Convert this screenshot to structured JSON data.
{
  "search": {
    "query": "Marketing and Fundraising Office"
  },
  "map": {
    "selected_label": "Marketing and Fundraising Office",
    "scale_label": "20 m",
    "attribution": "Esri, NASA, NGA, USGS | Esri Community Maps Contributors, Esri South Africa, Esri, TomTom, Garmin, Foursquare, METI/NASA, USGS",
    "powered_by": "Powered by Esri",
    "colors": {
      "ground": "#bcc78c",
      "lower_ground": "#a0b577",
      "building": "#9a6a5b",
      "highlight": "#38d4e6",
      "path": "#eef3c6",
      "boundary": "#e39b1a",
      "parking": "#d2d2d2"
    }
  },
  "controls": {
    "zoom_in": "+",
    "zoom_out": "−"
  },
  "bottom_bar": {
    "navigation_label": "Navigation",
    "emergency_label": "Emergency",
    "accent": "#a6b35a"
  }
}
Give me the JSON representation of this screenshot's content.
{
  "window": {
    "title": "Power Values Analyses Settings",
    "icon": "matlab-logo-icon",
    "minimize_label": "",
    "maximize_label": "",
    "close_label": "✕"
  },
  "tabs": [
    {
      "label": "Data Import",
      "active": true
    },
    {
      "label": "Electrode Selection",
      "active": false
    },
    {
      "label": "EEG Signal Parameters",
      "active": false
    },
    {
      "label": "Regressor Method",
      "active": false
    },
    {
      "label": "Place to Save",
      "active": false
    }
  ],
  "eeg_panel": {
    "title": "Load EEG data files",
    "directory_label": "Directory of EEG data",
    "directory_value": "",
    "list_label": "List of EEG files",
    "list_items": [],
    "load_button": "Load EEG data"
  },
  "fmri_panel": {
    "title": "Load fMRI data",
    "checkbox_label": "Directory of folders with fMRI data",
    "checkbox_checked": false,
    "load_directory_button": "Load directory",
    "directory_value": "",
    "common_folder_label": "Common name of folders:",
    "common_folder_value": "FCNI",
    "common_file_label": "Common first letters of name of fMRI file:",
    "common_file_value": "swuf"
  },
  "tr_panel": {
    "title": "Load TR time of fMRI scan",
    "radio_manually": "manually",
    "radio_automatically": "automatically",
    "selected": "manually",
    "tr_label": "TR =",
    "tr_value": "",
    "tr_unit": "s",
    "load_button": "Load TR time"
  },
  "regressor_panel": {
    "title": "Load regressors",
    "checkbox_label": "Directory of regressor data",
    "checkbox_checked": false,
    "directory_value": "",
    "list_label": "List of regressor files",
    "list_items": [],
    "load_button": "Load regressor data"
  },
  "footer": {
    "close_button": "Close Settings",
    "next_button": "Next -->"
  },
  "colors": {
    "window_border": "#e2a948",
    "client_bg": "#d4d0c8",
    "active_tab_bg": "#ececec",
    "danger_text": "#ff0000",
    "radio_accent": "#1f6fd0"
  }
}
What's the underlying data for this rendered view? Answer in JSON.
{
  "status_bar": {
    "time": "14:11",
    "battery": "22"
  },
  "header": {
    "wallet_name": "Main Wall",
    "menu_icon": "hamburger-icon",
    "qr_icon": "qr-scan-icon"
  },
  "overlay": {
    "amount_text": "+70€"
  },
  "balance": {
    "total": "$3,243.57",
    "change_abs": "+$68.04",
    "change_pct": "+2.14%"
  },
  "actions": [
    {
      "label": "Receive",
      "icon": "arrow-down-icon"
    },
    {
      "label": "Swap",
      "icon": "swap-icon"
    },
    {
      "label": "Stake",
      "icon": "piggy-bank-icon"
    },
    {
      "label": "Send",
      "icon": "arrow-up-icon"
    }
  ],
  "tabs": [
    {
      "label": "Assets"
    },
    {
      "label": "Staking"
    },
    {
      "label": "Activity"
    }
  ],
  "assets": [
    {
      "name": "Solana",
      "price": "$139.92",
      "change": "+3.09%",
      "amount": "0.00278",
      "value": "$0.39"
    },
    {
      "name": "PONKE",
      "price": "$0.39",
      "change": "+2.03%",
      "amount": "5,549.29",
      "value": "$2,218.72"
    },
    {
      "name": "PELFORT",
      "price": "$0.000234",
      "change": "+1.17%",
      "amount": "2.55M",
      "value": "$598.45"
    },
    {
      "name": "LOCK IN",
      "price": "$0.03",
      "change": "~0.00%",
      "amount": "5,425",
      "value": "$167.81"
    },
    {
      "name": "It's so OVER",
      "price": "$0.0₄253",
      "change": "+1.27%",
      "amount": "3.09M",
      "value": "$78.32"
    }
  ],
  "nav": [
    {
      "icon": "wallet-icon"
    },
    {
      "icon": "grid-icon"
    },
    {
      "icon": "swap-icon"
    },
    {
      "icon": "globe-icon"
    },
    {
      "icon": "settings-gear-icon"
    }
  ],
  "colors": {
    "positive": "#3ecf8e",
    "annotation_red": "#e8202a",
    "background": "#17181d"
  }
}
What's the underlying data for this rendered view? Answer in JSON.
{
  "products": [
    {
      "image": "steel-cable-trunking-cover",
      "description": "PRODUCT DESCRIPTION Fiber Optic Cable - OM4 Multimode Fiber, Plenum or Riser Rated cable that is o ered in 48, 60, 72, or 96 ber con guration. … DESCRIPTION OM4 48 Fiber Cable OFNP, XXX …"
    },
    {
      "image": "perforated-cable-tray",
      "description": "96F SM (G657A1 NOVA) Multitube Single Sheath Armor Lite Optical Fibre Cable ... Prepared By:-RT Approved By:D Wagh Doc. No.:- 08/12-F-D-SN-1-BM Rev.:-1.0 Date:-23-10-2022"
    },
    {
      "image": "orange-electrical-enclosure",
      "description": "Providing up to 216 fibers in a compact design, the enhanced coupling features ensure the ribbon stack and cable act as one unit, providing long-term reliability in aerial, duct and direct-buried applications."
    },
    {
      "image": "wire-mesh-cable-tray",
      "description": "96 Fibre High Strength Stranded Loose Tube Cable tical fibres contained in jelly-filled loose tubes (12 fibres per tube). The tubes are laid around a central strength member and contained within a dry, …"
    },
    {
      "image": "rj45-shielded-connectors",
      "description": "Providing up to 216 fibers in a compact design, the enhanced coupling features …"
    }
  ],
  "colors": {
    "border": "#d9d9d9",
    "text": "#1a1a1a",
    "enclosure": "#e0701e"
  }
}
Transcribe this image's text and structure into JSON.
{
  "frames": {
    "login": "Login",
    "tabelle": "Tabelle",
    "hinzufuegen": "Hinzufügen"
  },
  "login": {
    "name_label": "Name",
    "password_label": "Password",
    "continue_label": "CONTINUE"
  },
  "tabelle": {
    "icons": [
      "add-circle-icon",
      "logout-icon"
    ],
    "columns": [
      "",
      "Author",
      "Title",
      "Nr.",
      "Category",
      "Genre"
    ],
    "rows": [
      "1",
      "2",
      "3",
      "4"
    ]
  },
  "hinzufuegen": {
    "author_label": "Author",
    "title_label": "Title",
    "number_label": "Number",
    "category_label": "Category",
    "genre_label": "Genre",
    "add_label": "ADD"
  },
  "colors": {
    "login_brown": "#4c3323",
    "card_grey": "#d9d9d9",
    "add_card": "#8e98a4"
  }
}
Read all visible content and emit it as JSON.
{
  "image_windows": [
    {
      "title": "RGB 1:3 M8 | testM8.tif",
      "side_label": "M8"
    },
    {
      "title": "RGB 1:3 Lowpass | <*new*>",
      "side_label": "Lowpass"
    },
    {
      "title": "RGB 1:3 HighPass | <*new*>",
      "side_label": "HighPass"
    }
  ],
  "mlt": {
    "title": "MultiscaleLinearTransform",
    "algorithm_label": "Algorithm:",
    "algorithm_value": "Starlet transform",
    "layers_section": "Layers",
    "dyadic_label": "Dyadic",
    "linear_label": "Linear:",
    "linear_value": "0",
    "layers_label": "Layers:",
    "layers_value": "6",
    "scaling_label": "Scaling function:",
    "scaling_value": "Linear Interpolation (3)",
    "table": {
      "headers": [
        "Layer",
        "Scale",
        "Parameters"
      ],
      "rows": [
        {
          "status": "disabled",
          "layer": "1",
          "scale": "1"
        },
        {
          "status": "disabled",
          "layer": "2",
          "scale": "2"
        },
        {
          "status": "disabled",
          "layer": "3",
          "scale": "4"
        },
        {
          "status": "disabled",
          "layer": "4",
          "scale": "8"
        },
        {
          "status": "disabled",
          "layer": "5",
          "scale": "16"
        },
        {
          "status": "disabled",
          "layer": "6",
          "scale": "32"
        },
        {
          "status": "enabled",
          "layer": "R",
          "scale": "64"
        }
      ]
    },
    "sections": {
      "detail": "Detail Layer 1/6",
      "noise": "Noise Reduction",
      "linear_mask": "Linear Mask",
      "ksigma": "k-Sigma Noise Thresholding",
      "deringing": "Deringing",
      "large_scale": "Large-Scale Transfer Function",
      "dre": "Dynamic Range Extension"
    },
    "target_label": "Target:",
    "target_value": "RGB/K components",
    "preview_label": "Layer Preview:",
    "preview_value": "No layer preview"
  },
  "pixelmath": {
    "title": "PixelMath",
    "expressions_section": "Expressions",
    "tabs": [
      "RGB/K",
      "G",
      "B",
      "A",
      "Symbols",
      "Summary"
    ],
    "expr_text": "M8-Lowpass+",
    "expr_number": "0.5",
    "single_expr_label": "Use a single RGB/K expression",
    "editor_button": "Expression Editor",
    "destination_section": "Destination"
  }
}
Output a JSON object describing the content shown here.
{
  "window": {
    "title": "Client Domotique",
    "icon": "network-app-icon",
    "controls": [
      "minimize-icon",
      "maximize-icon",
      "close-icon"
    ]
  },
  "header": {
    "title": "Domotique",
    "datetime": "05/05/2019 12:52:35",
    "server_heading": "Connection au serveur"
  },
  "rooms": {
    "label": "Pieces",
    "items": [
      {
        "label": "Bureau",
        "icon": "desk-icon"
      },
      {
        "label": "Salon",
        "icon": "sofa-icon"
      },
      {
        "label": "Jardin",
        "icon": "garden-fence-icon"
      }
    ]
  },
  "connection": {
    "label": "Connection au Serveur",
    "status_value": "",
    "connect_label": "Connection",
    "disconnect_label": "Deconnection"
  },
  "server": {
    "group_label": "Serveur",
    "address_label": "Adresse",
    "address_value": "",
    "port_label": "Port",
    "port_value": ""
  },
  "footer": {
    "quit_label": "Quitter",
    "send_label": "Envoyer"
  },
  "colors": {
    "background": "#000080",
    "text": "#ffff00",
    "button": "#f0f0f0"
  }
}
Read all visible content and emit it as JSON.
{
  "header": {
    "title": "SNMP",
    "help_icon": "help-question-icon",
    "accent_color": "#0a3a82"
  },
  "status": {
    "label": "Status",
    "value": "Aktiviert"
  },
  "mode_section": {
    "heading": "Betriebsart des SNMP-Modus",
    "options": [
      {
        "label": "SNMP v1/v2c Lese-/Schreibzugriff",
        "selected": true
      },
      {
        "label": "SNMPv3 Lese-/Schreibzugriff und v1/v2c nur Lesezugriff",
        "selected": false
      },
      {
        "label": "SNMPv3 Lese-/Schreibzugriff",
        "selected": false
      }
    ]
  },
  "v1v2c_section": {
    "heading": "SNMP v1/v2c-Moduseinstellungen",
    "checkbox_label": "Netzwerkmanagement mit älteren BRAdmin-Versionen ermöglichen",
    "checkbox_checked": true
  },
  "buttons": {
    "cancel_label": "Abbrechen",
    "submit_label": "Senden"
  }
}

-.-.-

THE PROBLEM → Across the entries above, how many lines contain "scan"? Provide only the count.

RESULT FOR THIS TASK → 2